** What needs to be done **
From the entries below, copy every line holding the word "JSON".

--- Start Given records ---

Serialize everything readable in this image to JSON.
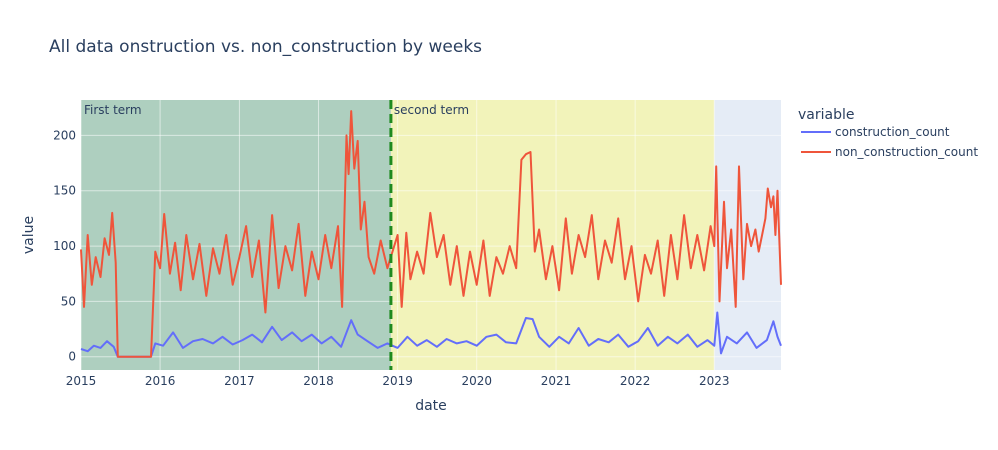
{
  "chart_data": {
    "type": "line",
    "title": "All data onstruction vs. non_construction by weeks",
    "xlabel": "date",
    "ylabel": "value",
    "x_ticks": [
      "2015",
      "2016",
      "2017",
      "2018",
      "2019",
      "2020",
      "2021",
      "2022",
      "2023"
    ],
    "y_ticks": [
      0,
      50,
      100,
      150,
      200
    ],
    "xlim": [
      "2015-01-01",
      "2023-11-05"
    ],
    "ylim": [
      -12,
      232
    ],
    "grid": true,
    "legend": {
      "title": "variable",
      "placement": "right"
    },
    "background_color": "#E5ECF6",
    "regions": [
      {
        "label": "First term",
        "start": "2015-01-01",
        "end": "2018-12-01",
        "color": "#2E8B3E",
        "opacity": 0.3
      },
      {
        "label": "second term",
        "start": "2018-12-01",
        "end": "2023-01-01",
        "color": "#F5F5A5",
        "opacity": 0.75
      }
    ],
    "term_divider": {
      "date": "2018-12-01",
      "color": "#1F8A1F",
      "style": "dashed"
    },
    "series": [
      {
        "name": "construction_count",
        "color": "#636EFA",
        "points": [
          [
            "2015-01-01",
            7
          ],
          [
            "2015-02-01",
            5
          ],
          [
            "2015-03-01",
            10
          ],
          [
            "2015-04-01",
            8
          ],
          [
            "2015-05-01",
            14
          ],
          [
            "2015-06-01",
            9
          ],
          [
            "2015-06-20",
            0
          ],
          [
            "2015-09-01",
            0
          ],
          [
            "2015-11-20",
            0
          ],
          [
            "2015-12-10",
            12
          ],
          [
            "2016-01-15",
            10
          ],
          [
            "2016-03-01",
            22
          ],
          [
            "2016-04-15",
            8
          ],
          [
            "2016-06-01",
            14
          ],
          [
            "2016-07-15",
            16
          ],
          [
            "2016-09-01",
            12
          ],
          [
            "2016-10-15",
            18
          ],
          [
            "2016-12-01",
            11
          ],
          [
            "2017-01-15",
            15
          ],
          [
            "2017-03-01",
            20
          ],
          [
            "2017-04-15",
            13
          ],
          [
            "2017-06-01",
            27
          ],
          [
            "2017-07-15",
            15
          ],
          [
            "2017-09-01",
            22
          ],
          [
            "2017-10-15",
            14
          ],
          [
            "2017-12-01",
            20
          ],
          [
            "2018-01-15",
            12
          ],
          [
            "2018-03-01",
            18
          ],
          [
            "2018-04-15",
            9
          ],
          [
            "2018-06-01",
            33
          ],
          [
            "2018-07-01",
            20
          ],
          [
            "2018-08-15",
            14
          ],
          [
            "2018-10-01",
            8
          ],
          [
            "2018-11-15",
            12
          ],
          [
            "2019-01-01",
            8
          ],
          [
            "2019-02-15",
            18
          ],
          [
            "2019-04-01",
            10
          ],
          [
            "2019-05-15",
            15
          ],
          [
            "2019-07-01",
            9
          ],
          [
            "2019-08-15",
            16
          ],
          [
            "2019-10-01",
            12
          ],
          [
            "2019-11-15",
            14
          ],
          [
            "2020-01-01",
            10
          ],
          [
            "2020-02-15",
            18
          ],
          [
            "2020-04-01",
            20
          ],
          [
            "2020-05-15",
            13
          ],
          [
            "2020-07-01",
            12
          ],
          [
            "2020-08-15",
            35
          ],
          [
            "2020-09-15",
            34
          ],
          [
            "2020-10-15",
            18
          ],
          [
            "2020-12-01",
            9
          ],
          [
            "2021-01-15",
            18
          ],
          [
            "2021-03-01",
            12
          ],
          [
            "2021-04-15",
            26
          ],
          [
            "2021-06-01",
            10
          ],
          [
            "2021-07-15",
            16
          ],
          [
            "2021-09-01",
            13
          ],
          [
            "2021-10-15",
            20
          ],
          [
            "2021-12-01",
            9
          ],
          [
            "2022-01-15",
            14
          ],
          [
            "2022-03-01",
            26
          ],
          [
            "2022-04-15",
            10
          ],
          [
            "2022-06-01",
            18
          ],
          [
            "2022-07-15",
            12
          ],
          [
            "2022-09-01",
            20
          ],
          [
            "2022-10-15",
            9
          ],
          [
            "2022-12-01",
            15
          ],
          [
            "2023-01-01",
            10
          ],
          [
            "2023-01-15",
            40
          ],
          [
            "2023-02-01",
            3
          ],
          [
            "2023-03-01",
            18
          ],
          [
            "2023-04-15",
            12
          ],
          [
            "2023-06-01",
            22
          ],
          [
            "2023-07-15",
            8
          ],
          [
            "2023-09-01",
            15
          ],
          [
            "2023-10-01",
            32
          ],
          [
            "2023-10-20",
            18
          ],
          [
            "2023-11-05",
            10
          ]
        ]
      },
      {
        "name": "non_construction_count",
        "color": "#EF553B",
        "points": [
          [
            "2015-01-01",
            97
          ],
          [
            "2015-01-15",
            45
          ],
          [
            "2015-02-01",
            110
          ],
          [
            "2015-02-20",
            65
          ],
          [
            "2015-03-10",
            90
          ],
          [
            "2015-04-01",
            72
          ],
          [
            "2015-04-20",
            107
          ],
          [
            "2015-05-10",
            92
          ],
          [
            "2015-05-25",
            130
          ],
          [
            "2015-06-10",
            85
          ],
          [
            "2015-06-20",
            0
          ],
          [
            "2015-09-01",
            0
          ],
          [
            "2015-11-20",
            0
          ],
          [
            "2015-12-10",
            95
          ],
          [
            "2016-01-01",
            80
          ],
          [
            "2016-01-20",
            129
          ],
          [
            "2016-02-15",
            75
          ],
          [
            "2016-03-10",
            103
          ],
          [
            "2016-04-05",
            60
          ],
          [
            "2016-05-01",
            110
          ],
          [
            "2016-06-01",
            70
          ],
          [
            "2016-07-01",
            102
          ],
          [
            "2016-08-01",
            55
          ],
          [
            "2016-09-01",
            98
          ],
          [
            "2016-10-01",
            75
          ],
          [
            "2016-11-01",
            110
          ],
          [
            "2016-12-01",
            65
          ],
          [
            "2017-01-01",
            90
          ],
          [
            "2017-02-01",
            118
          ],
          [
            "2017-03-01",
            72
          ],
          [
            "2017-04-01",
            105
          ],
          [
            "2017-05-01",
            40
          ],
          [
            "2017-06-01",
            128
          ],
          [
            "2017-07-01",
            62
          ],
          [
            "2017-08-01",
            100
          ],
          [
            "2017-09-01",
            78
          ],
          [
            "2017-10-01",
            120
          ],
          [
            "2017-11-01",
            55
          ],
          [
            "2017-12-01",
            95
          ],
          [
            "2018-01-01",
            70
          ],
          [
            "2018-02-01",
            110
          ],
          [
            "2018-03-01",
            80
          ],
          [
            "2018-04-01",
            118
          ],
          [
            "2018-04-20",
            45
          ],
          [
            "2018-05-10",
            200
          ],
          [
            "2018-05-20",
            165
          ],
          [
            "2018-06-01",
            222
          ],
          [
            "2018-06-15",
            170
          ],
          [
            "2018-07-01",
            195
          ],
          [
            "2018-07-15",
            115
          ],
          [
            "2018-08-01",
            140
          ],
          [
            "2018-08-20",
            90
          ],
          [
            "2018-09-15",
            75
          ],
          [
            "2018-10-15",
            105
          ],
          [
            "2018-11-15",
            80
          ],
          [
            "2019-01-01",
            110
          ],
          [
            "2019-01-20",
            45
          ],
          [
            "2019-02-10",
            112
          ],
          [
            "2019-03-01",
            70
          ],
          [
            "2019-04-01",
            95
          ],
          [
            "2019-05-01",
            75
          ],
          [
            "2019-06-01",
            130
          ],
          [
            "2019-07-01",
            90
          ],
          [
            "2019-08-01",
            110
          ],
          [
            "2019-09-01",
            65
          ],
          [
            "2019-10-01",
            100
          ],
          [
            "2019-11-01",
            55
          ],
          [
            "2019-12-01",
            95
          ],
          [
            "2020-01-01",
            65
          ],
          [
            "2020-02-01",
            105
          ],
          [
            "2020-03-01",
            55
          ],
          [
            "2020-04-01",
            90
          ],
          [
            "2020-05-01",
            75
          ],
          [
            "2020-06-01",
            100
          ],
          [
            "2020-07-01",
            80
          ],
          [
            "2020-07-25",
            178
          ],
          [
            "2020-08-15",
            183
          ],
          [
            "2020-09-05",
            185
          ],
          [
            "2020-09-25",
            95
          ],
          [
            "2020-10-15",
            115
          ],
          [
            "2020-11-15",
            70
          ],
          [
            "2020-12-15",
            100
          ],
          [
            "2021-01-15",
            60
          ],
          [
            "2021-02-15",
            125
          ],
          [
            "2021-03-15",
            75
          ],
          [
            "2021-04-15",
            110
          ],
          [
            "2021-05-15",
            90
          ],
          [
            "2021-06-15",
            128
          ],
          [
            "2021-07-15",
            70
          ],
          [
            "2021-08-15",
            105
          ],
          [
            "2021-09-15",
            85
          ],
          [
            "2021-10-15",
            125
          ],
          [
            "2021-11-15",
            70
          ],
          [
            "2021-12-15",
            100
          ],
          [
            "2022-01-15",
            50
          ],
          [
            "2022-02-15",
            92
          ],
          [
            "2022-03-15",
            75
          ],
          [
            "2022-04-15",
            105
          ],
          [
            "2022-05-15",
            55
          ],
          [
            "2022-06-15",
            110
          ],
          [
            "2022-07-15",
            70
          ],
          [
            "2022-08-15",
            128
          ],
          [
            "2022-09-15",
            80
          ],
          [
            "2022-10-15",
            110
          ],
          [
            "2022-11-15",
            78
          ],
          [
            "2022-12-15",
            118
          ],
          [
            "2023-01-01",
            100
          ],
          [
            "2023-01-10",
            172
          ],
          [
            "2023-01-25",
            50
          ],
          [
            "2023-02-15",
            140
          ],
          [
            "2023-03-01",
            80
          ],
          [
            "2023-03-20",
            115
          ],
          [
            "2023-04-10",
            45
          ],
          [
            "2023-04-25",
            172
          ],
          [
            "2023-05-15",
            70
          ],
          [
            "2023-06-01",
            120
          ],
          [
            "2023-06-20",
            100
          ],
          [
            "2023-07-10",
            115
          ],
          [
            "2023-07-25",
            95
          ],
          [
            "2023-08-10",
            110
          ],
          [
            "2023-08-25",
            125
          ],
          [
            "2023-09-05",
            152
          ],
          [
            "2023-09-20",
            135
          ],
          [
            "2023-10-01",
            145
          ],
          [
            "2023-10-10",
            110
          ],
          [
            "2023-10-20",
            150
          ],
          [
            "2023-11-05",
            65
          ]
        ]
      }
    ]
  }
}
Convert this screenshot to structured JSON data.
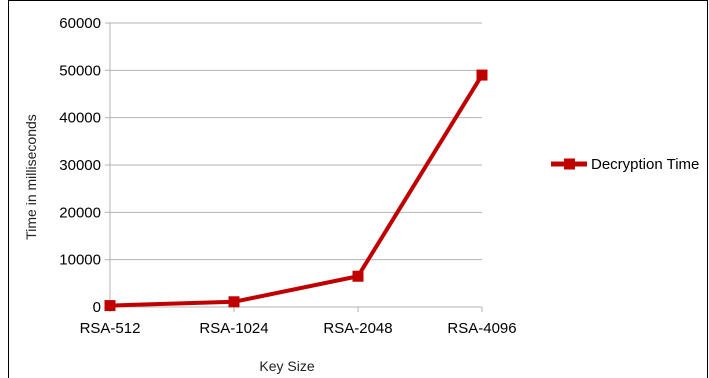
{
  "chart_data": {
    "type": "line",
    "categories": [
      "RSA-512",
      "RSA-1024",
      "RSA-2048",
      "RSA-4096"
    ],
    "series": [
      {
        "name": "Decryption Time",
        "values": [
          300,
          1100,
          6500,
          49000
        ],
        "color": "#c00000"
      }
    ],
    "xlabel": "Key Size",
    "ylabel": "Time in milliseconds",
    "ylim": [
      0,
      60000
    ],
    "yticks": [
      "0",
      "10000",
      "20000",
      "30000",
      "40000",
      "50000",
      "60000"
    ],
    "grid": true,
    "legend": "right",
    "marker": "square"
  }
}
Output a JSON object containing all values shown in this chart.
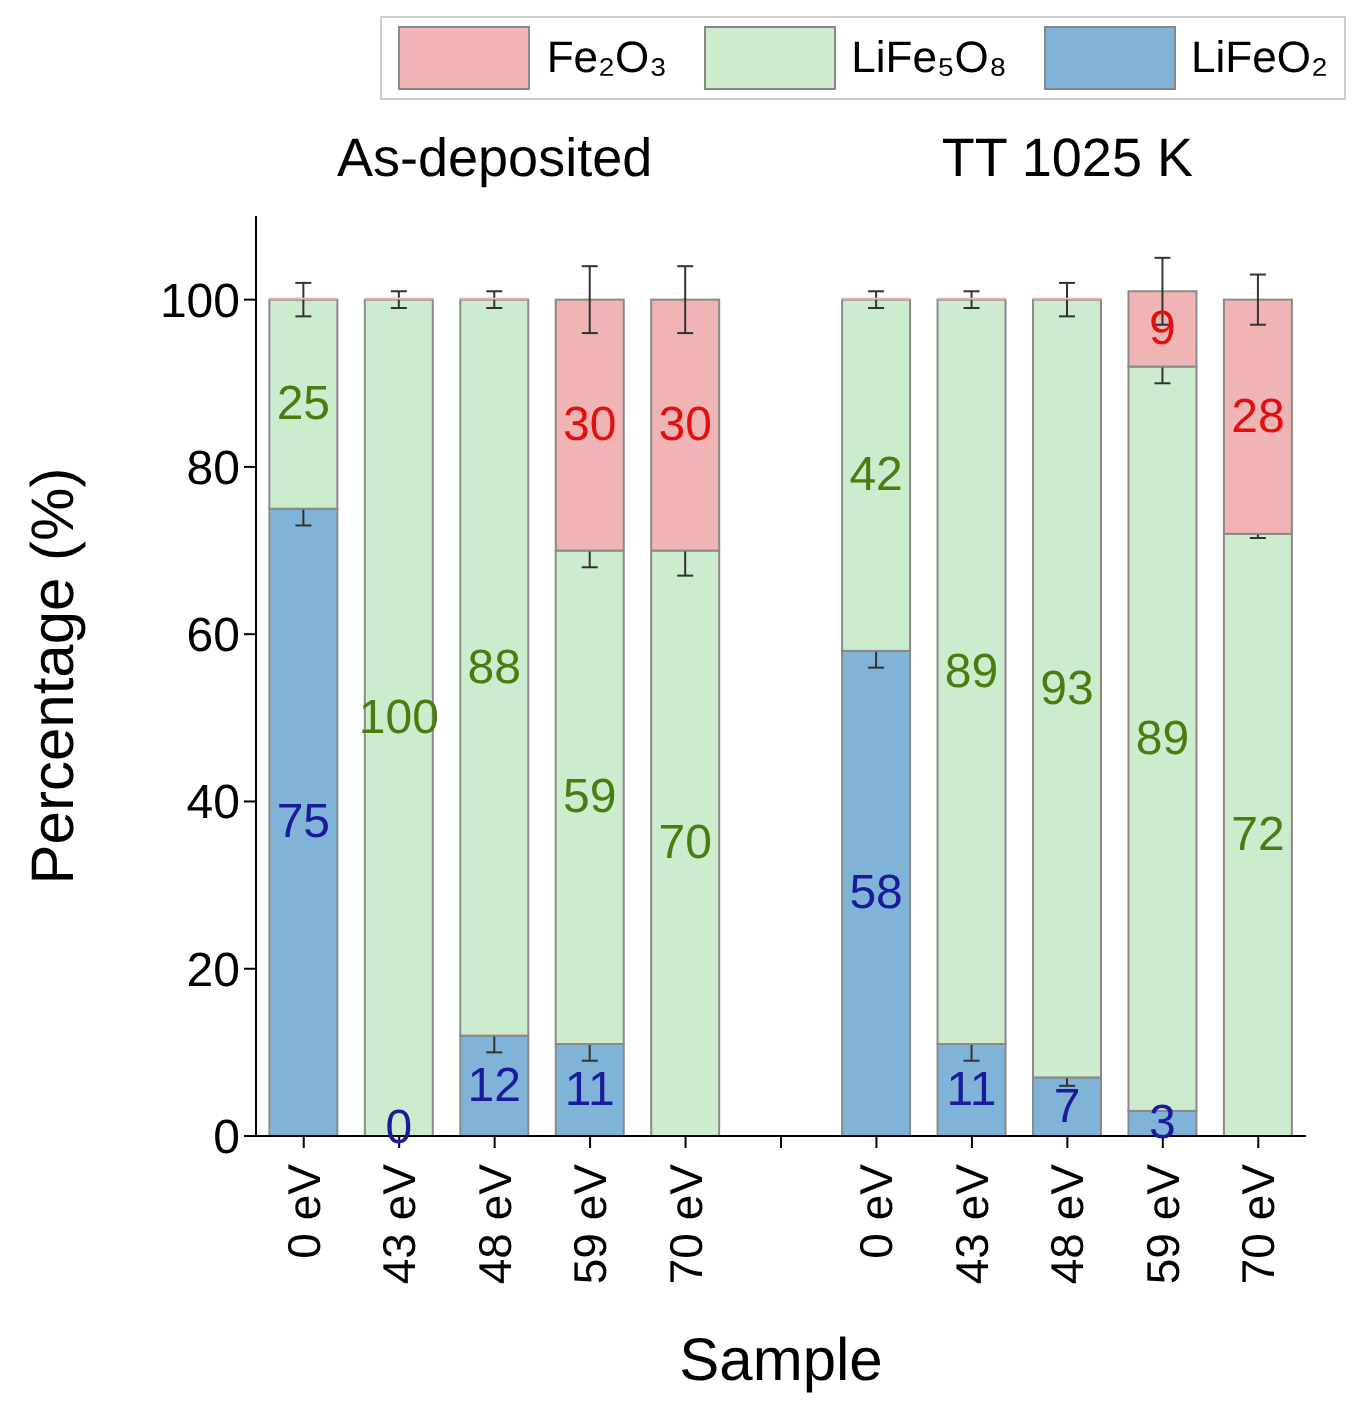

--- End Given records ---

** Answer below **
Serialize everything readable in this image to JSON.
Convert this screenshot to structured JSON data.
Output a JSON object containing all values shown in this chart.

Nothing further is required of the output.